* _AIM OF THE TASK_: Find the lines with "Epochs" in them and copy them out.

** BEGIN EXCERPTED DATA **

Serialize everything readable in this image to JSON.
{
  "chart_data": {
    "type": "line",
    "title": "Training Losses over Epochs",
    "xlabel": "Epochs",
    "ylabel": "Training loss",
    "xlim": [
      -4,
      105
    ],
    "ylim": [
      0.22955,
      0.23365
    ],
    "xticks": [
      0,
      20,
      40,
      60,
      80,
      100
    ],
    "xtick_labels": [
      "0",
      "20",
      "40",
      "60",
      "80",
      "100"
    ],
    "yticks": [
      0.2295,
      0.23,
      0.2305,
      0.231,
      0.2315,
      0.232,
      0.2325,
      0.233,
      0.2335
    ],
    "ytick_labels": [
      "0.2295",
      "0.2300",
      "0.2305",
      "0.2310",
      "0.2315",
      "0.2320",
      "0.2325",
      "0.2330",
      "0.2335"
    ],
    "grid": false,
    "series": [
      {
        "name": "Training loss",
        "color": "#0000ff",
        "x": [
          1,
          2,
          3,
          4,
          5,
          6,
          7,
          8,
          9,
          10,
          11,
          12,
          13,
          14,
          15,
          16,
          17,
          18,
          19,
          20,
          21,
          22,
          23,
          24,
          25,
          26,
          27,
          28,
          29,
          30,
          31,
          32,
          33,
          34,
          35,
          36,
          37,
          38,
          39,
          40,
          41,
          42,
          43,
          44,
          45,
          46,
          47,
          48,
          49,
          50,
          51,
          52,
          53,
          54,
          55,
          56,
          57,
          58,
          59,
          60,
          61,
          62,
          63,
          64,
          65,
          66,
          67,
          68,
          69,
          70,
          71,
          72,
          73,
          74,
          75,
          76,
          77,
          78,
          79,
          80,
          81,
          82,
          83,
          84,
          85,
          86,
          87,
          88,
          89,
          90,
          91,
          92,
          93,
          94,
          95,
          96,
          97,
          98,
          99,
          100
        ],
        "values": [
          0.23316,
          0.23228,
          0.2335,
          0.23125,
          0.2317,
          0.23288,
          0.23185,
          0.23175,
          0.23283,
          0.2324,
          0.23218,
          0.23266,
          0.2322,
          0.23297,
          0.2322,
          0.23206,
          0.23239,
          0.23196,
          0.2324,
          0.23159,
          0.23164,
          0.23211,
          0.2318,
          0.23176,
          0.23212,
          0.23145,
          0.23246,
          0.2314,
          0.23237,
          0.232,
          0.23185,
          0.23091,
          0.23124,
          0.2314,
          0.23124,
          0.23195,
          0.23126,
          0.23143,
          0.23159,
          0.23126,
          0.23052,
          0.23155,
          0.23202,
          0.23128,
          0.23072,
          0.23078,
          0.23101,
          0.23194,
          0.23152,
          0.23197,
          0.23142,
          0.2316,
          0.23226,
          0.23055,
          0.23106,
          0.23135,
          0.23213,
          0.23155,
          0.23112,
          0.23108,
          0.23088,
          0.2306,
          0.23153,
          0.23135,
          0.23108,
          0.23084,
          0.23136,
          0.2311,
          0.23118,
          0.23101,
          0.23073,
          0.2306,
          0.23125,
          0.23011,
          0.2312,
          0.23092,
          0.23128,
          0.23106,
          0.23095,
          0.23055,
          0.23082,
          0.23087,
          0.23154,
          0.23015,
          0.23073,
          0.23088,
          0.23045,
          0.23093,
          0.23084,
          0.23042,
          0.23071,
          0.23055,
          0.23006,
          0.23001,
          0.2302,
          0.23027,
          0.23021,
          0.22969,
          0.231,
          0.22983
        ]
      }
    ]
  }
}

** END EXCERPTED DATA **

* _WRITTEN RESPONSE_:
    "title": "Training Losses over Epochs",
    "xlabel": "Epochs",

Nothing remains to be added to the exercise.